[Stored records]
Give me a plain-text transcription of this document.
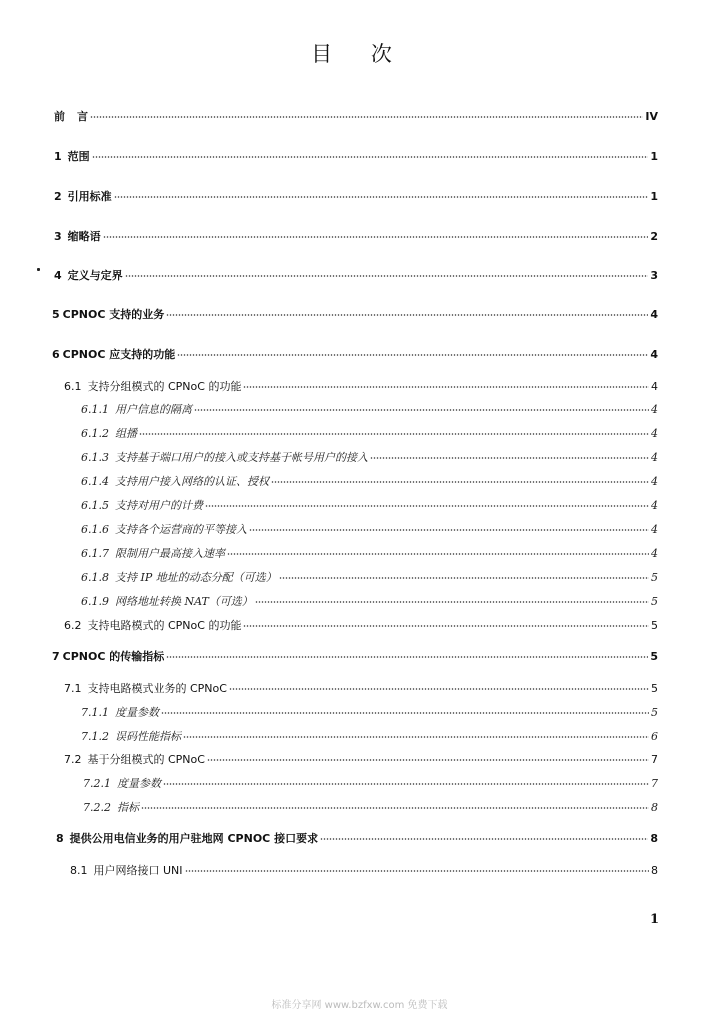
目 次
前	言	IV
1 范围	1
2 引用标准	1
3 缩略语	2
4 定义与定界	3
5 CPNOC 支持的业务	4
6 CPNOC 应支持的功能	4
6.1 支持分组模式的 CPNoC 的功能	4
6.1.1 用户信息的隔离	4
6.1.2 组播	4
6.1.3 支持基于端口用户的接入或支持基于帐号用户的接入	4
6.1.4 支持用户接入网络的认证、授权	4
6.1.5 支持对用户的计费	4
6.1.6 支持各个运营商的平等接入	4
6.1.7 限制用户最高接入速率	4
6.1.8 支持 IP 地址的动态分配（可选）	5
6.1.9 网络地址转换 NAT（可选）	5
6.2 支持电路模式的 CPNoC 的功能	5
7 CPNOC 的传输指标	5
7.1 支持电路模式业务的 CPNoC	5
7.1.1 度量参数	5
7.1.2 误码性能指标	6
7.2 基于分组模式的 CPNoC	7
7.2.1 度量参数	7
7.2.2 指标	8
8 提供公用电信业务的用户驻地网 CPNOC 接口要求	8
8.1 用户网络接口 UNI	8
1
标准分享网 www.bzfxw.com 免费下载
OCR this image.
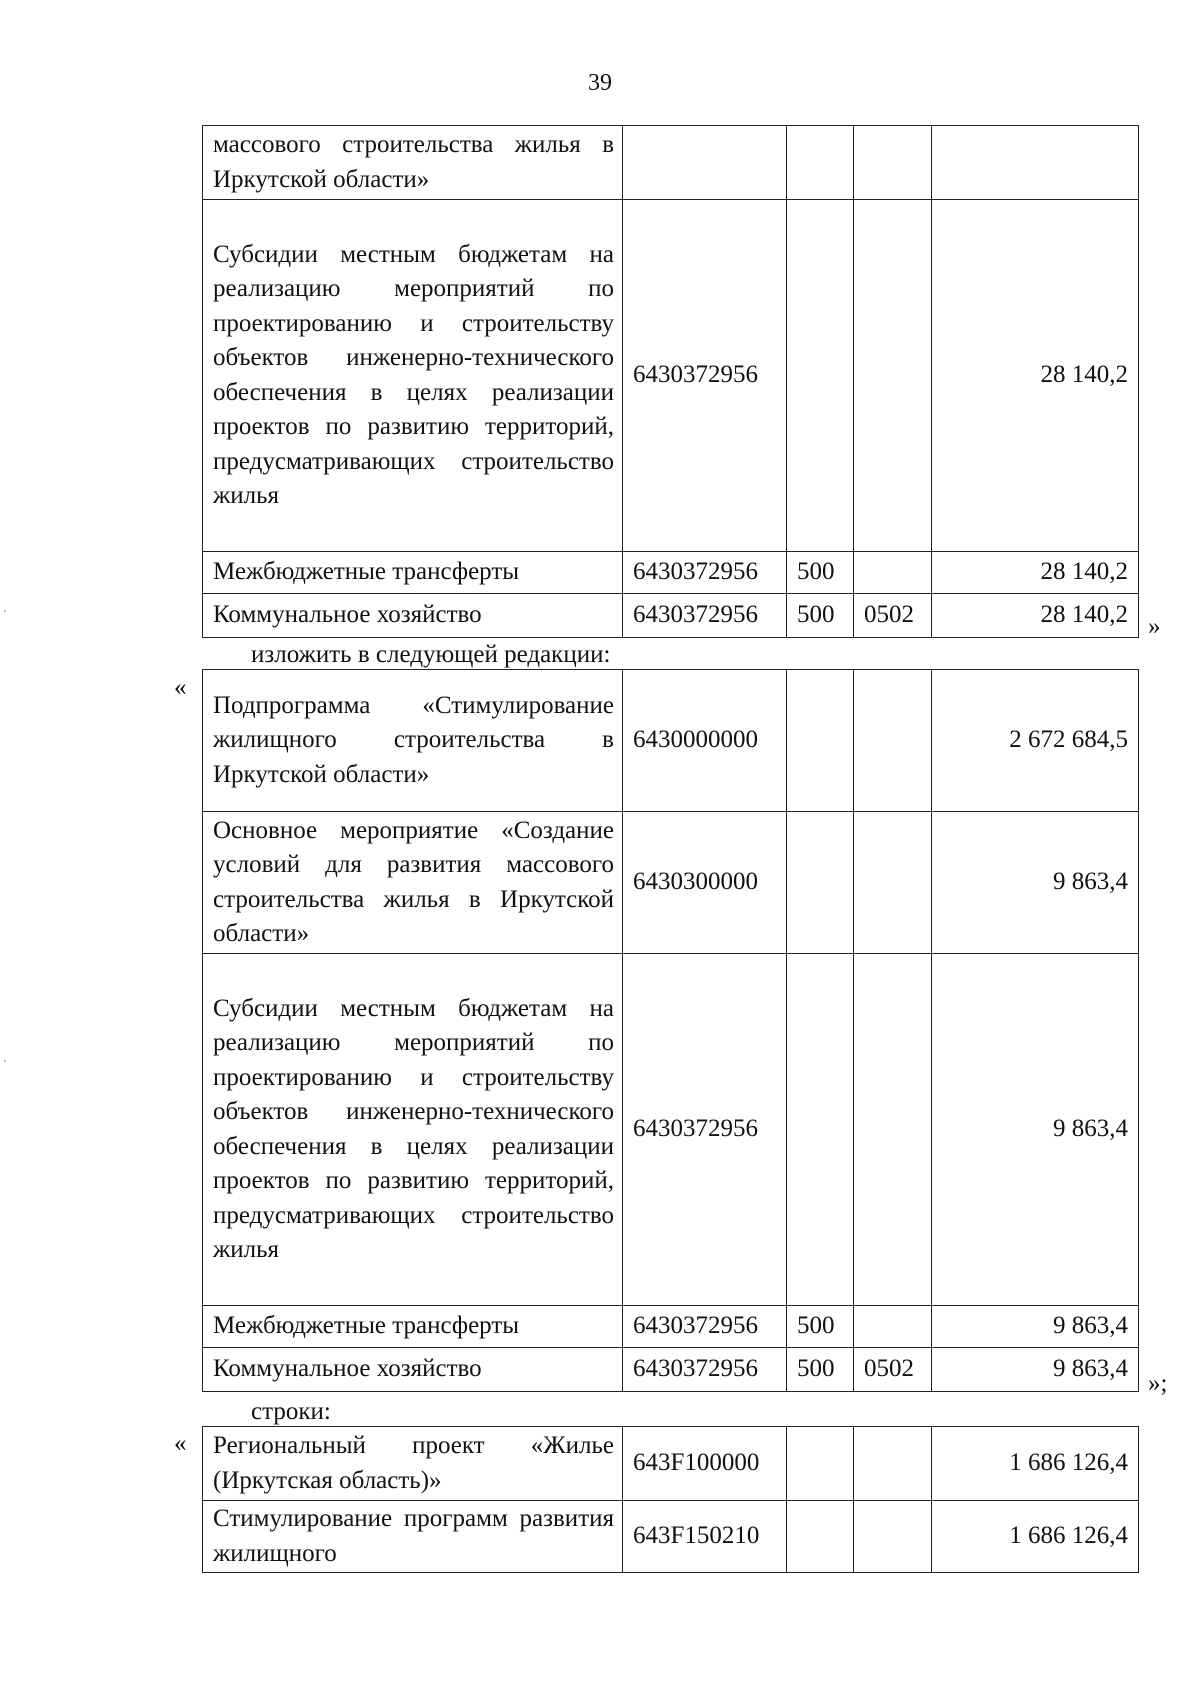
39
массового строительства жилья в Иркутской области»				
Субсидии местным бюджетам на реализацию мероприятий по проектированию и строительству объектов инженерно-технического обеспечения в целях реализации проектов по развитию территорий, предусматривающих строительство жилья	6430372956			28 140,2
Межбюджетные трансферты	6430372956	500		28 140,2
Коммунальное хозяйство	6430372956	500	0502	28 140,2 »
изложить в следующей редакции:
«
Подпрограмма «Стимулирование жилищного строительства в Иркутской области»	6430000000			2 672 684,5
Основное мероприятие «Создание условий для развития массового строительства жилья в Иркутской области»	6430300000			9 863,4
Субсидии местным бюджетам на реализацию мероприятий по проектированию и строительству объектов инженерно-технического обеспечения в целях реализации проектов по развитию территорий, предусматривающих строительство жилья	6430372956			9 863,4
Межбюджетные трансферты	6430372956	500		9 863,4
Коммунальное хозяйство	6430372956	500	0502	9 863,4
»;
строки:
« Региональный проект «Жилье (Иркутская область)»	643F100000			1 686 126,4
Стимулирование программ развития жилищного	643F150210			1 686 126,4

> **Exercise description**:
Without the pictures, write out all of the material exactly.

> **Answer to this exercise**:
Give me a plain-text transcription of this document.
目 次
前	言	IV
1 范围	1
2 引用标准	1
3 缩略语	2
4 定义与定界	3
5 CPNOC 支持的业务	4
6 CPNOC 应支持的功能	4
6.1 支持分组模式的 CPNoC 的功能	4
6.1.1 用户信息的隔离	4
6.1.2 组播	4
6.1.3 支持基于端口用户的接入或支持基于帐号用户的接入	4
6.1.4 支持用户接入网络的认证、授权	4
6.1.5 支持对用户的计费	4
6.1.6 支持各个运营商的平等接入	4
6.1.7 限制用户最高接入速率	4
6.1.8 支持 IP 地址的动态分配（可选）	5
6.1.9 网络地址转换 NAT（可选）	5
6.2 支持电路模式的 CPNoC 的功能	5
7 CPNOC 的传输指标	5
7.1 支持电路模式业务的 CPNoC	5
7.1.1 度量参数	5
7.1.2 误码性能指标	6
7.2 基于分组模式的 CPNoC	7
7.2.1 度量参数	7
7.2.2 指标	8
8 提供公用电信业务的用户驻地网 CPNOC 接口要求	8
8.1 用户网络接口 UNI	8
1
标准分享网 www.bzfxw.com 免费下载
OCR this image.
39
массового строительства жилья в Иркутской области»				
Субсидии местным бюджетам на реализацию мероприятий по проектированию и строительству объектов инженерно-технического обеспечения в целях реализации проектов по развитию территорий, предусматривающих строительство жилья	6430372956			28 140,2
Межбюджетные трансферты	6430372956	500		28 140,2
Коммунальное хозяйство	6430372956	500	0502	28 140,2 »
изложить в следующей редакции:
«
Подпрограмма «Стимулирование жилищного строительства в Иркутской области»	6430000000			2 672 684,5
Основное мероприятие «Создание условий для развития массового строительства жилья в Иркутской области»	6430300000			9 863,4
Субсидии местным бюджетам на реализацию мероприятий по проектированию и строительству объектов инженерно-технического обеспечения в целях реализации проектов по развитию территорий, предусматривающих строительство жилья	6430372956			9 863,4
Межбюджетные трансферты	6430372956	500		9 863,4
Коммунальное хозяйство	6430372956	500	0502	9 863,4
»;
строки:
« Региональный проект «Жилье (Иркутская область)»	643F100000			1 686 126,4
Стимулирование программ развития жилищного	643F150210			1 686 126,4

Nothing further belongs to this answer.